Gather every line holding the string "guide".

» RECORDS SUPPLIED
* Start *

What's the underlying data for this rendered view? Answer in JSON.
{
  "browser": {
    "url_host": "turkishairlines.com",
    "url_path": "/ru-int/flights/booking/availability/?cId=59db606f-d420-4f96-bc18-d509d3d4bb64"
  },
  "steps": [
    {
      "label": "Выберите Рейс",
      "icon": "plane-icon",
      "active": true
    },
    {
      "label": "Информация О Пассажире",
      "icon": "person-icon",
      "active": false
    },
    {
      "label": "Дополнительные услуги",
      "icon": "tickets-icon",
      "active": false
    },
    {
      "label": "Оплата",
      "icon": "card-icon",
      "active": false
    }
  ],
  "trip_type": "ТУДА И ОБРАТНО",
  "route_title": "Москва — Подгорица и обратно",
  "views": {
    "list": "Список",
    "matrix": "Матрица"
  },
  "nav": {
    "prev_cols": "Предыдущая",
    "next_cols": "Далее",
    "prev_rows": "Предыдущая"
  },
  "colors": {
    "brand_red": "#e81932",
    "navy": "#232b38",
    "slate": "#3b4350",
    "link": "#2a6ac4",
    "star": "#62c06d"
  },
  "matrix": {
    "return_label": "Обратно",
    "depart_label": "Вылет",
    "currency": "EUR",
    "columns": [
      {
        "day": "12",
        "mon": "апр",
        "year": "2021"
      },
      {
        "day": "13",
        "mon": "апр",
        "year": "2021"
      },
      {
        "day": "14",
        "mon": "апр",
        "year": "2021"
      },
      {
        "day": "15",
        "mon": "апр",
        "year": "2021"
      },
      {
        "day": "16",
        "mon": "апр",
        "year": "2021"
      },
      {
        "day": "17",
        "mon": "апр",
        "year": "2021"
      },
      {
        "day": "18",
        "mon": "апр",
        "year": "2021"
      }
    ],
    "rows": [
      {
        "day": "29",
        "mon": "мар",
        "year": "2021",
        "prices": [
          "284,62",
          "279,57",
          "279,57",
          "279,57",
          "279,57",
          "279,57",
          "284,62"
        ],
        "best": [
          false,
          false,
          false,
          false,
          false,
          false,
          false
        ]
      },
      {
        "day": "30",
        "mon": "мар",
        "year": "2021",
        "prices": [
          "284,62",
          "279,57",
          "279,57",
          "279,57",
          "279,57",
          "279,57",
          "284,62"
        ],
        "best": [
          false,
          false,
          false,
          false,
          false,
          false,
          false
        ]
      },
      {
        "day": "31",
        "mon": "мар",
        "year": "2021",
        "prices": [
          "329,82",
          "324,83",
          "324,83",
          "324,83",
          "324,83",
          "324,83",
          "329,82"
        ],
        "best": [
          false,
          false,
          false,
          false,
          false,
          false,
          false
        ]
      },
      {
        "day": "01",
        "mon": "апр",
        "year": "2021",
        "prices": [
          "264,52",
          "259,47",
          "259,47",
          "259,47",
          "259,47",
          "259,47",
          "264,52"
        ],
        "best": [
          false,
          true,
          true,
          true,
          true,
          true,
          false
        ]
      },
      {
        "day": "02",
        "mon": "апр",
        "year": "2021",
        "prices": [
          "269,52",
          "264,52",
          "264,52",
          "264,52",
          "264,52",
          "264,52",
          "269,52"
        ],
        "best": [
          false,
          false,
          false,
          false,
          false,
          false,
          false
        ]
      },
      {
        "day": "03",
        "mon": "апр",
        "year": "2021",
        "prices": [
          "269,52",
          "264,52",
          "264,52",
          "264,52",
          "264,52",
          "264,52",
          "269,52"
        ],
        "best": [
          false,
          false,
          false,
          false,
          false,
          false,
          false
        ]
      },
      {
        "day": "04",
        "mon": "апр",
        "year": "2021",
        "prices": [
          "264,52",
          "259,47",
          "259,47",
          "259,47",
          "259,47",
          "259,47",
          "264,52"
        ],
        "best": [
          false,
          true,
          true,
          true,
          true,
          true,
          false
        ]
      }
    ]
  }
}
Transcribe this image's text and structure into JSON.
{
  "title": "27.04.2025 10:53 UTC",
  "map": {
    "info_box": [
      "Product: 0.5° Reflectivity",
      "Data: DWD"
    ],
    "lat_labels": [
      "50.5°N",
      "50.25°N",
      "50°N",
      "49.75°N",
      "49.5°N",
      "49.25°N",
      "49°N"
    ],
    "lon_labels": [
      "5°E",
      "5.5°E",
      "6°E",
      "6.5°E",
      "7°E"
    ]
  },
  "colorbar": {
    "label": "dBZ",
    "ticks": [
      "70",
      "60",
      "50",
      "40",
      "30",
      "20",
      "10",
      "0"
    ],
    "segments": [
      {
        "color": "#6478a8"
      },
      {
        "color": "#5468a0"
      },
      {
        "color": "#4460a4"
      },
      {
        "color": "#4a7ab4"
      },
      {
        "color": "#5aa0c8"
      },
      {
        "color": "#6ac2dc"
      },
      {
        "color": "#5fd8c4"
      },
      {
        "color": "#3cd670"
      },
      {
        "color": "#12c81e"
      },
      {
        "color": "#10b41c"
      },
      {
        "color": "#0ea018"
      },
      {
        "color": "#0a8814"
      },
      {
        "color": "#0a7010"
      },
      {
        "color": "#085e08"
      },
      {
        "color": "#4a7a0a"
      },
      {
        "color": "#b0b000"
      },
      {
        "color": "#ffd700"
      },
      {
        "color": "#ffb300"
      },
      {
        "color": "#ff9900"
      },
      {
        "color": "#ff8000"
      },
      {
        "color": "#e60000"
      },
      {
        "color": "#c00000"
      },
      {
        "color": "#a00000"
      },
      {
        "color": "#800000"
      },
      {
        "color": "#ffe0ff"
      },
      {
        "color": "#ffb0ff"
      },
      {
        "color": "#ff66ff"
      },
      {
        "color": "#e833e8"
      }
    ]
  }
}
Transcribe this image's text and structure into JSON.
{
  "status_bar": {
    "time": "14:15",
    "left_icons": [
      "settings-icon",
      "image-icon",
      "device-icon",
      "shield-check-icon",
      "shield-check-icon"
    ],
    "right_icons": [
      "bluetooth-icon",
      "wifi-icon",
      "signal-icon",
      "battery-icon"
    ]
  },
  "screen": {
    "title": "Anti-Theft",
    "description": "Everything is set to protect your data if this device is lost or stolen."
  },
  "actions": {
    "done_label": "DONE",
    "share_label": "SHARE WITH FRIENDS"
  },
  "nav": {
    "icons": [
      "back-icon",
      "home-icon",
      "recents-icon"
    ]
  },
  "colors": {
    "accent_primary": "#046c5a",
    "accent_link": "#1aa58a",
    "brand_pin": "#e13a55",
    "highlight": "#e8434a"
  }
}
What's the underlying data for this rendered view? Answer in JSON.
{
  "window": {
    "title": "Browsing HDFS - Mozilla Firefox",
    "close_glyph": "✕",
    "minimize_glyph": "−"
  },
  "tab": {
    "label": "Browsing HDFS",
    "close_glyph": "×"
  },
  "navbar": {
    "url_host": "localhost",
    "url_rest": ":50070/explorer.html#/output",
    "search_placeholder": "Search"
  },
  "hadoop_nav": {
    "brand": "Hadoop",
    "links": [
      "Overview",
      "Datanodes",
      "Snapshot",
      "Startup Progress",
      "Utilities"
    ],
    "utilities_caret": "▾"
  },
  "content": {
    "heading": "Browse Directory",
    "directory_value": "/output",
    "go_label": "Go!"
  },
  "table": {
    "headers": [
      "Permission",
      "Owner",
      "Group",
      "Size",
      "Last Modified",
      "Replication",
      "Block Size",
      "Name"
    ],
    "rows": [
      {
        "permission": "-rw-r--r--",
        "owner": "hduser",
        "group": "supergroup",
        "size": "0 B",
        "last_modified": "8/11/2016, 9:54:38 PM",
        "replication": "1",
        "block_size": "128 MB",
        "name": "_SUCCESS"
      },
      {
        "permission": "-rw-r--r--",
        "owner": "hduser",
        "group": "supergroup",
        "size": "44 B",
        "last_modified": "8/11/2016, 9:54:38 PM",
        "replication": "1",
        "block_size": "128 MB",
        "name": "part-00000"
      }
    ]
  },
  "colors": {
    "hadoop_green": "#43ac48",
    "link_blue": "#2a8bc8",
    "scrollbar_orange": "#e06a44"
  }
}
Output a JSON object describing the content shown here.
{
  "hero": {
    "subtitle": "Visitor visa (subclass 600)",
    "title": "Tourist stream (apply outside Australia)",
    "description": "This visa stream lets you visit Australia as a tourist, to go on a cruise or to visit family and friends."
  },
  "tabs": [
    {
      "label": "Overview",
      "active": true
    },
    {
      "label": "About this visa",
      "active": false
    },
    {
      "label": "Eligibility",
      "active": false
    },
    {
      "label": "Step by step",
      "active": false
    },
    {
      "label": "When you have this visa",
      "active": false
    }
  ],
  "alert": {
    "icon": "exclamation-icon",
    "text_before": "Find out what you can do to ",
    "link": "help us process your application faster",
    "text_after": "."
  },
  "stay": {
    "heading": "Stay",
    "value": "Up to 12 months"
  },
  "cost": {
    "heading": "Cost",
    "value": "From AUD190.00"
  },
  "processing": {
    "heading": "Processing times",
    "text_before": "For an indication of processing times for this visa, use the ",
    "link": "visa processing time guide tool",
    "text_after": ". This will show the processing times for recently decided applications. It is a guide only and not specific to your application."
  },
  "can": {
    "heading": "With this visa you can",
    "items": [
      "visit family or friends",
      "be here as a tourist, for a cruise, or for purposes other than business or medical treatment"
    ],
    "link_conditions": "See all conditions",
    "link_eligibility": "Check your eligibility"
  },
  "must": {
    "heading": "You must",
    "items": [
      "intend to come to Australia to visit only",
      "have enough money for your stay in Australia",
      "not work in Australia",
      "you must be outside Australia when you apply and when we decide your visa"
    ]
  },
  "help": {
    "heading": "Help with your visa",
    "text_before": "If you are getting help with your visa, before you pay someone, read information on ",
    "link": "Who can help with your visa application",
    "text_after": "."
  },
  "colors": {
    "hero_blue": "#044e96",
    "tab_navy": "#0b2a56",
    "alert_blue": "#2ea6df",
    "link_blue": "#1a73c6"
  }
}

* End *

» FINAL RESULT
    "link": "visa processing time guide tool",
    "text_after": ". This will show the processing times for recently decided applications. It is a guide only and not specific to your application."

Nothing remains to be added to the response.